-- Your objective --
Every line of the records below should be restated exactly.

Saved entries
= = =
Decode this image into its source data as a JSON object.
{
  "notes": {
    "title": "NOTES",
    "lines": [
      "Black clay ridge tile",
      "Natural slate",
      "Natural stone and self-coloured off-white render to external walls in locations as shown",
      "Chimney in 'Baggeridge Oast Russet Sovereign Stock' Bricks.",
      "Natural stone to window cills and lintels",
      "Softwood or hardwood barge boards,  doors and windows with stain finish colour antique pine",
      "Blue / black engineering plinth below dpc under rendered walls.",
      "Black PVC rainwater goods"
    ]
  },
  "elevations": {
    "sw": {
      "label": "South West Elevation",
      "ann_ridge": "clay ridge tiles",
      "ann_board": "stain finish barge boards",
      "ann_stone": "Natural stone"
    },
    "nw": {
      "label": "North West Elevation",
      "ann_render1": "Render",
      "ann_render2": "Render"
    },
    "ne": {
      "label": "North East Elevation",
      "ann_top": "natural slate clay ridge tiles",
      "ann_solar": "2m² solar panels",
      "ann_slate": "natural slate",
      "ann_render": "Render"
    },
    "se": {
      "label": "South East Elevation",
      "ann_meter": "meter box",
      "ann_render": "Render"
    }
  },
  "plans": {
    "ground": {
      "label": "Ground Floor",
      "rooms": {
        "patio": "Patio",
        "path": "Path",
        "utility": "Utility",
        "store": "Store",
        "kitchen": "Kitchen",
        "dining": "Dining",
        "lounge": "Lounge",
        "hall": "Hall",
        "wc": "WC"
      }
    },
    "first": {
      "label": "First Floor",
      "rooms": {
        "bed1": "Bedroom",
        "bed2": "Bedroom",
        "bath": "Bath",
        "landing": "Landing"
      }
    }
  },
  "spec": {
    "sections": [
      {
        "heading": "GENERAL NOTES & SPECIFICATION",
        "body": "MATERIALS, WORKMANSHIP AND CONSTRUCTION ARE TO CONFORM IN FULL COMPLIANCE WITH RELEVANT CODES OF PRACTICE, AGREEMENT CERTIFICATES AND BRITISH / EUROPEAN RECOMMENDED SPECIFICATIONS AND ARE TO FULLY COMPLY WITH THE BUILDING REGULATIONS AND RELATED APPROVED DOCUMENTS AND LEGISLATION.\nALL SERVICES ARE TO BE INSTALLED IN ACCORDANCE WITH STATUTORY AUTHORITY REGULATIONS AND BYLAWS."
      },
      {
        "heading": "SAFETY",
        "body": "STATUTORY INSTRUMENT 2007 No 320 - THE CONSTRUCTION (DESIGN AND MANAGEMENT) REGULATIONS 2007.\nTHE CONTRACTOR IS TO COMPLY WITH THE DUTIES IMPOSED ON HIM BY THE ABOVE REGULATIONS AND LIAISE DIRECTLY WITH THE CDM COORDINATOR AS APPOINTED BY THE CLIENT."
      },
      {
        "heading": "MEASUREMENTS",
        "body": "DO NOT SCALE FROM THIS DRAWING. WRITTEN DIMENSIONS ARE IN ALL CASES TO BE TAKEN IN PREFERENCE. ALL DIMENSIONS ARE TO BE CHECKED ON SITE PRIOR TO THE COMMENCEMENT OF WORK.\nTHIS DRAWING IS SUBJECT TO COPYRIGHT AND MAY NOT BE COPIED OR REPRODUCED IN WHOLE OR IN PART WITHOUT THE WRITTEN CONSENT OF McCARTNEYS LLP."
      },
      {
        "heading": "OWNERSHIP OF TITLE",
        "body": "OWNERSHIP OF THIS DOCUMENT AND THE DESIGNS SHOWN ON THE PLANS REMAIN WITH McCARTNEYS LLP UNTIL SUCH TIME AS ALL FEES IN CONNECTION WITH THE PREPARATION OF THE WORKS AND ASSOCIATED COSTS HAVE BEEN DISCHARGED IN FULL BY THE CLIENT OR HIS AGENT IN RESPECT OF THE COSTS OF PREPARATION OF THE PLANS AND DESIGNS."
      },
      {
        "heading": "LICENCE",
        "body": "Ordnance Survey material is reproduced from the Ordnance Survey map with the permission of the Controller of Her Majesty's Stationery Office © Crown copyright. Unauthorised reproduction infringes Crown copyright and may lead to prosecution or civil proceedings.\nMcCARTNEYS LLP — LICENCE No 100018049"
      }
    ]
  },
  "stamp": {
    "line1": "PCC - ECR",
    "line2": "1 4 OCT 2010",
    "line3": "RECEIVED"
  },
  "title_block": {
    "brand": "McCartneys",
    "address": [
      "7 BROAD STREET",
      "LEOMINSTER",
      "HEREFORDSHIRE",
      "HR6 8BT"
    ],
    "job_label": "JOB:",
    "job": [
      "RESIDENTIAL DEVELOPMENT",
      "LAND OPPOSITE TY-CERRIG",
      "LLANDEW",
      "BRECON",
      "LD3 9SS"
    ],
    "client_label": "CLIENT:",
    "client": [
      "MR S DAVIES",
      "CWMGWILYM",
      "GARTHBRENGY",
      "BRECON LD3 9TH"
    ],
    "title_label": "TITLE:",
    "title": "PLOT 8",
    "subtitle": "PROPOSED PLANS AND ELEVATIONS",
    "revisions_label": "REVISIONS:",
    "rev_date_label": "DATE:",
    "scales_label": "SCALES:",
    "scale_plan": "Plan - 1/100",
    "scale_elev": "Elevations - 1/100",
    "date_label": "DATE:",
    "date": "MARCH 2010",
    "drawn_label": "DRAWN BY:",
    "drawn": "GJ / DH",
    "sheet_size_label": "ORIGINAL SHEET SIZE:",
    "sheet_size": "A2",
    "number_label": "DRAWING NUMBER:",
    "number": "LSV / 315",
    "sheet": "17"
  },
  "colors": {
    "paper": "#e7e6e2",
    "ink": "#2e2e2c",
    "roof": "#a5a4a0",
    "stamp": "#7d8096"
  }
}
= = =
-- Reply to the task --
Decode this image into its source data as a JSON object.
{
  "notes": {
    "title": "NOTES",
    "lines": [
      "Black clay ridge tile",
      "Natural slate",
      "Natural stone and self-coloured off-white render to external walls in locations as shown",
      "Chimney in 'Baggeridge Oast Russet Sovereign Stock' Bricks.",
      "Natural stone to window cills and lintels",
      "Softwood or hardwood barge boards,  doors and windows with stain finish colour antique pine",
      "Blue / black engineering plinth below dpc under rendered walls.",
      "Black PVC rainwater goods"
    ]
  },
  "elevations": {
    "sw": {
      "label": "South West Elevation",
      "ann_ridge": "clay ridge tiles",
      "ann_board": "stain finish barge boards",
      "ann_stone": "Natural stone"
    },
    "nw": {
      "label": "North West Elevation",
      "ann_render1": "Render",
      "ann_render2": "Render"
    },
    "ne": {
      "label": "North East Elevation",
      "ann_top": "natural slate clay ridge tiles",
      "ann_solar": "2m² solar panels",
      "ann_slate": "natural slate",
      "ann_render": "Render"
    },
    "se": {
      "label": "South East Elevation",
      "ann_meter": "meter box",
      "ann_render": "Render"
    }
  },
  "plans": {
    "ground": {
      "label": "Ground Floor",
      "rooms": {
        "patio": "Patio",
        "path": "Path",
        "utility": "Utility",
        "store": "Store",
        "kitchen": "Kitchen",
        "dining": "Dining",
        "lounge": "Lounge",
        "hall": "Hall",
        "wc": "WC"
      }
    },
    "first": {
      "label": "First Floor",
      "rooms": {
        "bed1": "Bedroom",
        "bed2": "Bedroom",
        "bath": "Bath",
        "landing": "Landing"
      }
    }
  },
  "spec": {
    "sections": [
      {
        "heading": "GENERAL NOTES & SPECIFICATION",
        "body": "MATERIALS, WORKMANSHIP AND CONSTRUCTION ARE TO CONFORM IN FULL COMPLIANCE WITH RELEVANT CODES OF PRACTICE, AGREEMENT CERTIFICATES AND BRITISH / EUROPEAN RECOMMENDED SPECIFICATIONS AND ARE TO FULLY COMPLY WITH THE BUILDING REGULATIONS AND RELATED APPROVED DOCUMENTS AND LEGISLATION.\nALL SERVICES ARE TO BE INSTALLED IN ACCORDANCE WITH STATUTORY AUTHORITY REGULATIONS AND BYLAWS."
      },
      {
        "heading": "SAFETY",
        "body": "STATUTORY INSTRUMENT 2007 No 320 - THE CONSTRUCTION (DESIGN AND MANAGEMENT) REGULATIONS 2007.\nTHE CONTRACTOR IS TO COMPLY WITH THE DUTIES IMPOSED ON HIM BY THE ABOVE REGULATIONS AND LIAISE DIRECTLY WITH THE CDM COORDINATOR AS APPOINTED BY THE CLIENT."
      },
      {
        "heading": "MEASUREMENTS",
        "body": "DO NOT SCALE FROM THIS DRAWING. WRITTEN DIMENSIONS ARE IN ALL CASES TO BE TAKEN IN PREFERENCE. ALL DIMENSIONS ARE TO BE CHECKED ON SITE PRIOR TO THE COMMENCEMENT OF WORK.\nTHIS DRAWING IS SUBJECT TO COPYRIGHT AND MAY NOT BE COPIED OR REPRODUCED IN WHOLE OR IN PART WITHOUT THE WRITTEN CONSENT OF McCARTNEYS LLP."
      },
      {
        "heading": "OWNERSHIP OF TITLE",
        "body": "OWNERSHIP OF THIS DOCUMENT AND THE DESIGNS SHOWN ON THE PLANS REMAIN WITH McCARTNEYS LLP UNTIL SUCH TIME AS ALL FEES IN CONNECTION WITH THE PREPARATION OF THE WORKS AND ASSOCIATED COSTS HAVE BEEN DISCHARGED IN FULL BY THE CLIENT OR HIS AGENT IN RESPECT OF THE COSTS OF PREPARATION OF THE PLANS AND DESIGNS."
      },
      {
        "heading": "LICENCE",
        "body": "Ordnance Survey material is reproduced from the Ordnance Survey map with the permission of the Controller of Her Majesty's Stationery Office © Crown copyright. Unauthorised reproduction infringes Crown copyright and may lead to prosecution or civil proceedings.\nMcCARTNEYS LLP — LICENCE No 100018049"
      }
    ]
  },
  "stamp": {
    "line1": "PCC - ECR",
    "line2": "1 4 OCT 2010",
    "line3": "RECEIVED"
  },
  "title_block": {
    "brand": "McCartneys",
    "address": [
      "7 BROAD STREET",
      "LEOMINSTER",
      "HEREFORDSHIRE",
      "HR6 8BT"
    ],
    "job_label": "JOB:",
    "job": [
      "RESIDENTIAL DEVELOPMENT",
      "LAND OPPOSITE TY-CERRIG",
      "LLANDEW",
      "BRECON",
      "LD3 9SS"
    ],
    "client_label": "CLIENT:",
    "client": [
      "MR S DAVIES",
      "CWMGWILYM",
      "GARTHBRENGY",
      "BRECON LD3 9TH"
    ],
    "title_label": "TITLE:",
    "title": "PLOT 8",
    "subtitle": "PROPOSED PLANS AND ELEVATIONS",
    "revisions_label": "REVISIONS:",
    "rev_date_label": "DATE:",
    "scales_label": "SCALES:",
    "scale_plan": "Plan - 1/100",
    "scale_elev": "Elevations - 1/100",
    "date_label": "DATE:",
    "date": "MARCH 2010",
    "drawn_label": "DRAWN BY:",
    "drawn": "GJ / DH",
    "sheet_size_label": "ORIGINAL SHEET SIZE:",
    "sheet_size": "A2",
    "number_label": "DRAWING NUMBER:",
    "number": "LSV / 315",
    "sheet": "17"
  },
  "colors": {
    "paper": "#e7e6e2",
    "ink": "#2e2e2c",
    "roof": "#a5a4a0",
    "stamp": "#7d8096"
  }
}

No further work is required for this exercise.